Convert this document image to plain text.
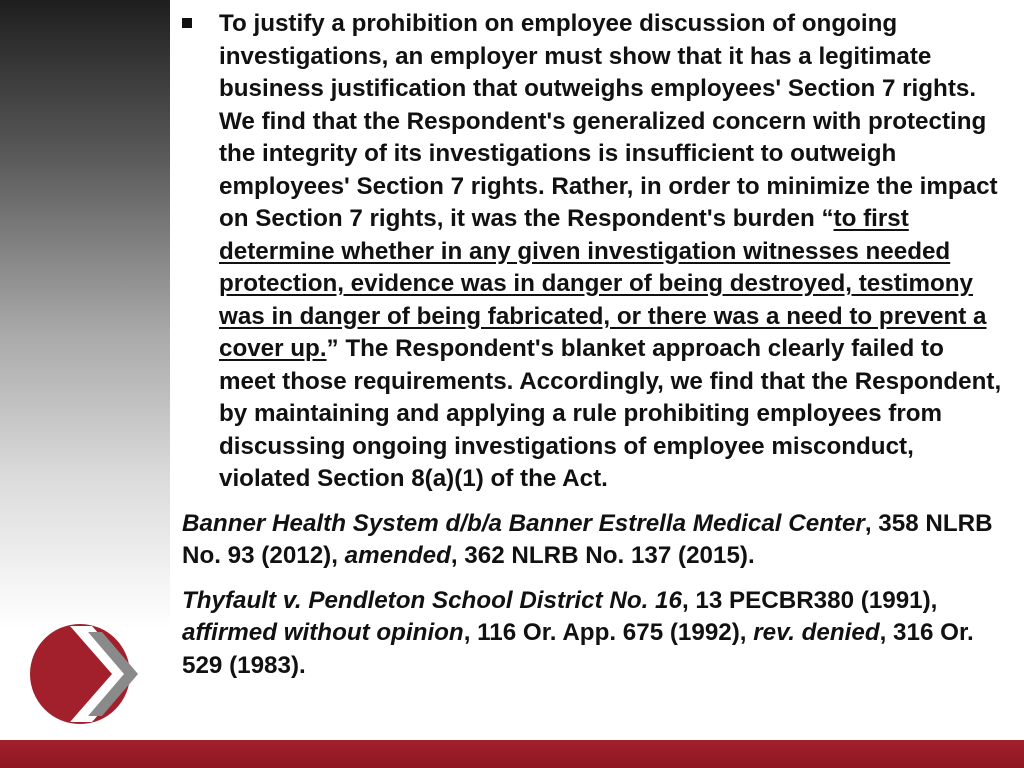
To justify a prohibition on employee discussion of ongoing investigations, an employer must show that it has a legitimate business justification that outweighs employees' Section 7 rights. We find that the Respondent's generalized concern with protecting the integrity of its investigations is insufficient to outweigh employees' Section 7 rights. Rather, in order to minimize the impact on Section 7 rights, it was the Respondent's burden “to first determine whether in any given investigation witnesses needed protection, evidence was in danger of being destroyed, testimony was in danger of being fabricated, or there was a need to prevent a cover up.” The Respondent's blanket approach clearly failed to meet those requirements. Accordingly, we find that the Respondent, by maintaining and applying a rule prohibiting employees from discussing ongoing investigations of employee misconduct, violated Section 8(a)(1) of the Act.
Banner Health System d/b/a Banner Estrella Medical Center, 358 NLRB No. 93 (2012), amended, 362 NLRB No. 137 (2015).
Thyfault v. Pendleton School District No. 16, 13 PECBR380 (1991),  affirmed without opinion, 116 Or. App. 675 (1992), rev. denied, 316 Or. 529 (1983).
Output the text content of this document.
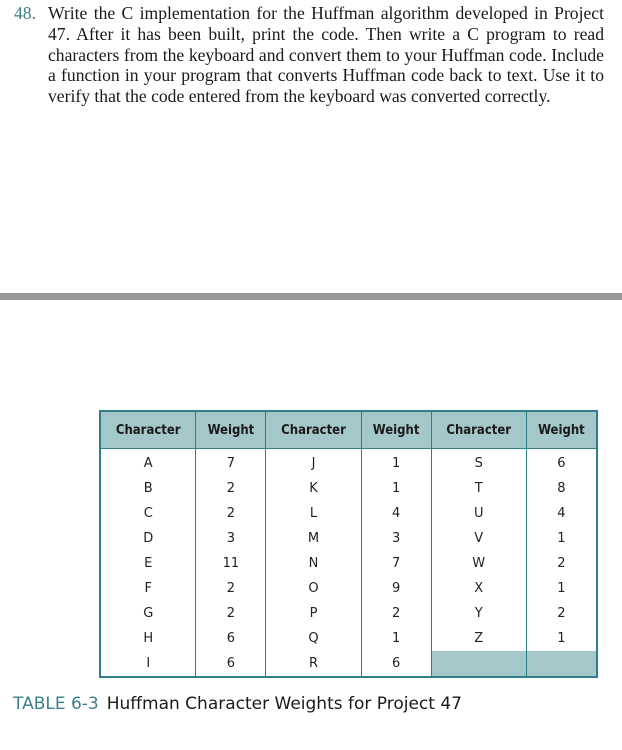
48. Write the C implementation for the Huffman algorithm developed in Project 47. After it has been built, print the code. Then write a C program to read characters from the keyboard and convert them to your Huffman code. Include a function in your program that converts Huffman code back to text. Use it to verify that the code entered from the keyboard was converted correctly.
Character	Weight	Character	Weight	Character	Weight
A	7	J	1	S	6
B	2	K	1	T	8
C	2	L	4	U	4
D	3	M	3	V	1
E	11	N	7	W	2
F	2	O	9	X	1
G	2	P	2	Y	2
H	6	Q	1	Z	1
I	6	R	6		
TABLE 6-3 Huffman Character Weights for Project 47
☆ ☆ ☆ ☆ ☆ ☆ ☆
- Exercise instructions:
Give the number of lines above that hold the word "this", and nothing more.

- Answer to the problem:
2